> **What is expected**: Scan the listing that follows and report how many lines contain "America". Write the number alone.

> **Dataset rows about figures**:
⟨

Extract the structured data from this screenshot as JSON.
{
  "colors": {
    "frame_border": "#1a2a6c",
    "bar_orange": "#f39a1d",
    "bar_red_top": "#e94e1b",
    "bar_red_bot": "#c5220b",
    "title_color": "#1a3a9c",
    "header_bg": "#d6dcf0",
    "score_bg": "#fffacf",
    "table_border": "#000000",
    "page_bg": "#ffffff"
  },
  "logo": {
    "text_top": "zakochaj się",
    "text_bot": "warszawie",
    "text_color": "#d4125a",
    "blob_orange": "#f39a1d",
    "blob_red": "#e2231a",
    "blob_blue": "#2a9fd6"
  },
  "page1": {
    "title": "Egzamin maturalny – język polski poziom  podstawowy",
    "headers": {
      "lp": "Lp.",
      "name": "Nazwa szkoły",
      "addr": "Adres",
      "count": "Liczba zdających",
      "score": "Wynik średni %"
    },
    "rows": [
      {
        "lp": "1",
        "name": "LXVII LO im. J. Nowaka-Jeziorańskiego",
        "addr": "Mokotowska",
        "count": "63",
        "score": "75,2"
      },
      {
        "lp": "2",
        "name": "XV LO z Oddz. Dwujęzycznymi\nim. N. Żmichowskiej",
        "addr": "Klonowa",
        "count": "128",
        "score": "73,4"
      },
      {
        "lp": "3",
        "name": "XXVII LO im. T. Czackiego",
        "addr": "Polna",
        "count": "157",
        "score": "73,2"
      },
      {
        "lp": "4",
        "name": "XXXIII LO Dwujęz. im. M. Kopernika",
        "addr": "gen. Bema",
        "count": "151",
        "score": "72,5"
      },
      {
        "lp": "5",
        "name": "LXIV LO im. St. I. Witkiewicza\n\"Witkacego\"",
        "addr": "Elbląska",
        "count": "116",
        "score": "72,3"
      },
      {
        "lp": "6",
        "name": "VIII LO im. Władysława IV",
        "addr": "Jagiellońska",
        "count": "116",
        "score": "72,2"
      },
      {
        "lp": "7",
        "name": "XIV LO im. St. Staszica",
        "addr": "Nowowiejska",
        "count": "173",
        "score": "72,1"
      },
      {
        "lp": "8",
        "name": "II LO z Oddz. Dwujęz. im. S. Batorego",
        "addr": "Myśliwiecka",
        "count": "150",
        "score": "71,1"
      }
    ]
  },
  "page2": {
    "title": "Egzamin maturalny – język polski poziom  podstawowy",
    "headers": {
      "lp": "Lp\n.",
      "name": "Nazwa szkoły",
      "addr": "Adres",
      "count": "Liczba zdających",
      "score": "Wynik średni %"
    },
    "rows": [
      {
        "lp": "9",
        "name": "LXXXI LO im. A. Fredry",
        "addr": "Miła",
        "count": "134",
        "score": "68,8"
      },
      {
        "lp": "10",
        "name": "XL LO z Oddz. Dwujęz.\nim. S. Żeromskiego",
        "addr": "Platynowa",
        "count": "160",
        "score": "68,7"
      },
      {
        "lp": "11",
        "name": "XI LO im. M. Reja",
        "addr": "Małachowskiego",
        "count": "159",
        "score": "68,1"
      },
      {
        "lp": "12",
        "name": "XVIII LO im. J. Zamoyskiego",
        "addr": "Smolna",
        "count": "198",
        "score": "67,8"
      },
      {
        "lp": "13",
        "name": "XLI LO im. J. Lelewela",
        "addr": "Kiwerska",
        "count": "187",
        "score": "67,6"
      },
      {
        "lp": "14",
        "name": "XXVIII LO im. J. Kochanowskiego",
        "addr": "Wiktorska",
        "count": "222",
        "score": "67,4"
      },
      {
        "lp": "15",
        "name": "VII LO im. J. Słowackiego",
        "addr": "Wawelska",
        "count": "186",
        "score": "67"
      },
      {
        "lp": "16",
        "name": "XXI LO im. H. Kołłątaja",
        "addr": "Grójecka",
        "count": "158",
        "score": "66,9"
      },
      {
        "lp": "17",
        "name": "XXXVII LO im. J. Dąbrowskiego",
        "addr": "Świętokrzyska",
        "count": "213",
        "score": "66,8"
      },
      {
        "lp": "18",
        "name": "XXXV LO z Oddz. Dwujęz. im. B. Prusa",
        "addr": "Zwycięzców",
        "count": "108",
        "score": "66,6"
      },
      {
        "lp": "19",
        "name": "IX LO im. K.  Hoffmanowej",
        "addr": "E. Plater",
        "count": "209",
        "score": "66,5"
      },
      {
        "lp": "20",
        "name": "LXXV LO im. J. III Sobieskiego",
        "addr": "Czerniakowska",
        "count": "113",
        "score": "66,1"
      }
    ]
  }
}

⟩
⟨

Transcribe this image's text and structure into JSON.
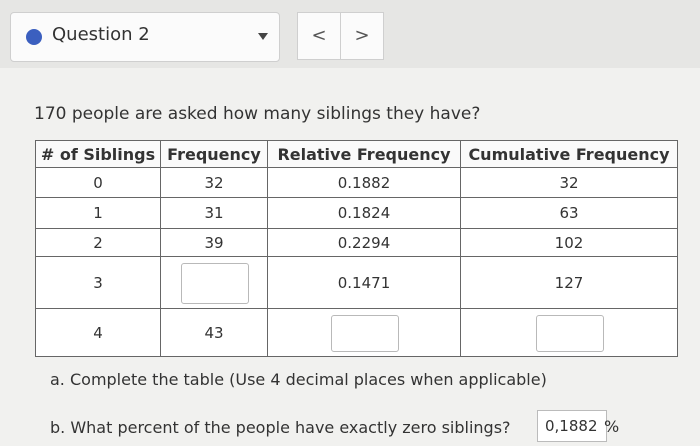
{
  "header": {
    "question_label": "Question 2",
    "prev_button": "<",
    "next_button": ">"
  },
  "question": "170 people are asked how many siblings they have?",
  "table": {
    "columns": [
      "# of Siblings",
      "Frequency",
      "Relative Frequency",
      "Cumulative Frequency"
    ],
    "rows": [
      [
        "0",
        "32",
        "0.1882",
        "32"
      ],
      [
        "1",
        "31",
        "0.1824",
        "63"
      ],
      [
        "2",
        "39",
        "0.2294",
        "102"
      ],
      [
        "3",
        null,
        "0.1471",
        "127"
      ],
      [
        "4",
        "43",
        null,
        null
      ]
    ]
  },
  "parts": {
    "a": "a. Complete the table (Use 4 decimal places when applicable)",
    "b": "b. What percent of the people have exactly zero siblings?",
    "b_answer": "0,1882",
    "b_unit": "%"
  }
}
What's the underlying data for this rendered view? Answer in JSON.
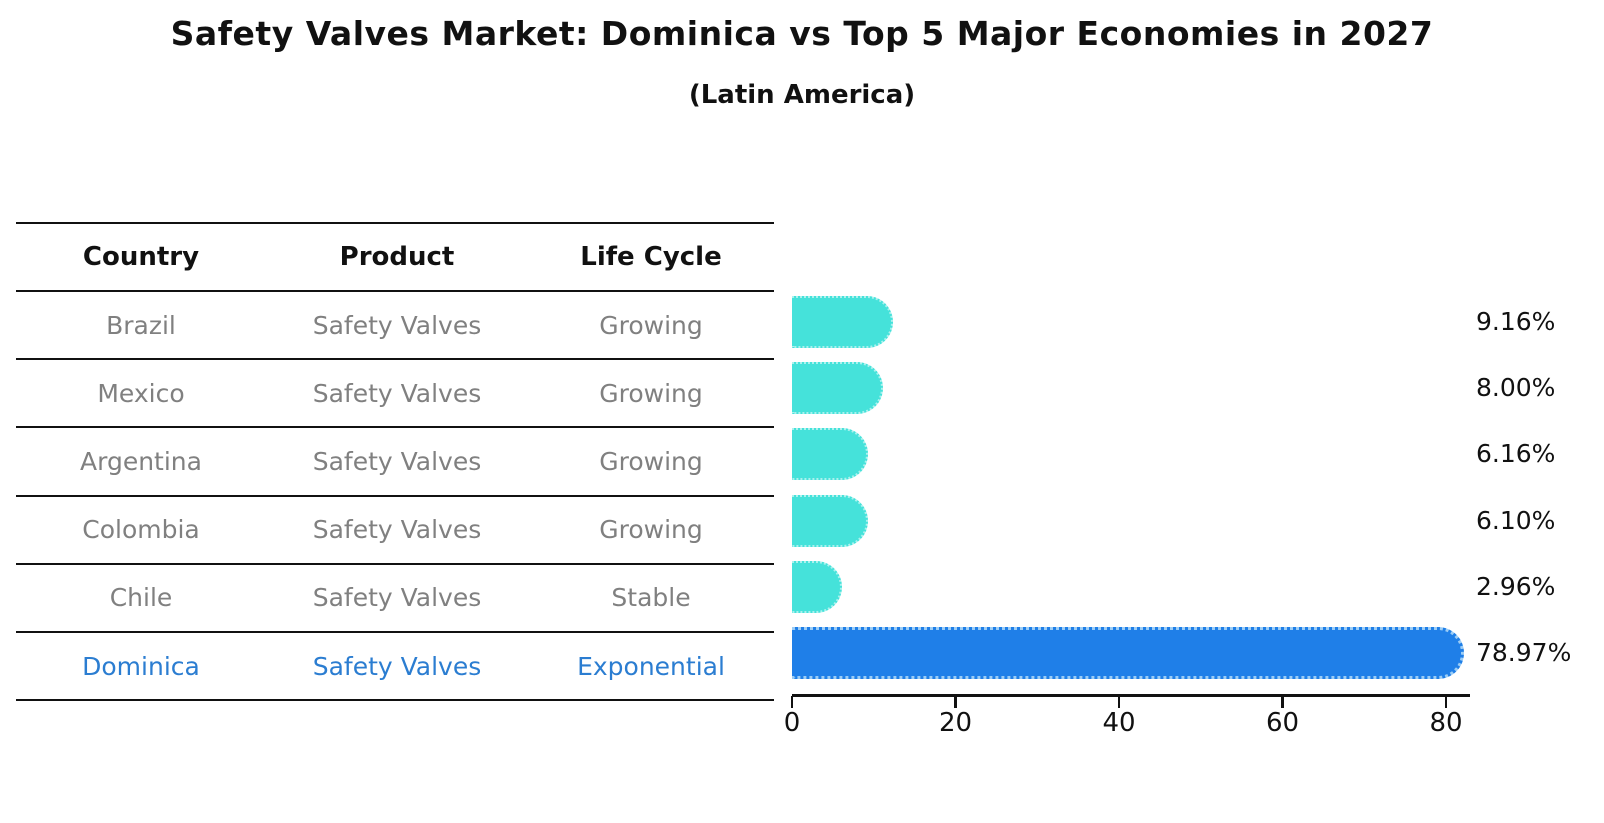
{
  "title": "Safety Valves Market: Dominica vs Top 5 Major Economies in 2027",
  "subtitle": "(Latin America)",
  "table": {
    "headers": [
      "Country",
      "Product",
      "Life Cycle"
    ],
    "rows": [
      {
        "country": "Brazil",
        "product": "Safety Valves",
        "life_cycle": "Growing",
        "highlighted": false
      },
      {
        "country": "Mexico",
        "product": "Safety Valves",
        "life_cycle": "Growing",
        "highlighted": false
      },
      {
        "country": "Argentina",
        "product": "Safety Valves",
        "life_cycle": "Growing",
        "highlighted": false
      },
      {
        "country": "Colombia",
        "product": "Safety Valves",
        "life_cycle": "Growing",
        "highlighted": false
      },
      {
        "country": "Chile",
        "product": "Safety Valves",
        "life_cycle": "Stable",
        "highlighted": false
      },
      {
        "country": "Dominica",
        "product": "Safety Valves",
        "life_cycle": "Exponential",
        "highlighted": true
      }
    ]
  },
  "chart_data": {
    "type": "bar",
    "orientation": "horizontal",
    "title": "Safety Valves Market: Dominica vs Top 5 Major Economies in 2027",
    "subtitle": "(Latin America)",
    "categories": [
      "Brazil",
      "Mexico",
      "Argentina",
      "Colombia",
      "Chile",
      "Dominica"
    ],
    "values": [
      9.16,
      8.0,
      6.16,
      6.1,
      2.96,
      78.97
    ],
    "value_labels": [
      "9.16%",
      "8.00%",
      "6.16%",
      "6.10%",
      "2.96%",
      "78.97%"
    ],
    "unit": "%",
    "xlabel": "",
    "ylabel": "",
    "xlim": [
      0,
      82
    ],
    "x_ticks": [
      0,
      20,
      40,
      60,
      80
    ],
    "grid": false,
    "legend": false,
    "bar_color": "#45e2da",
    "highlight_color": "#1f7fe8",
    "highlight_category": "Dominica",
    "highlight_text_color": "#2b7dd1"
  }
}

⟩

> **Correct answer**: 2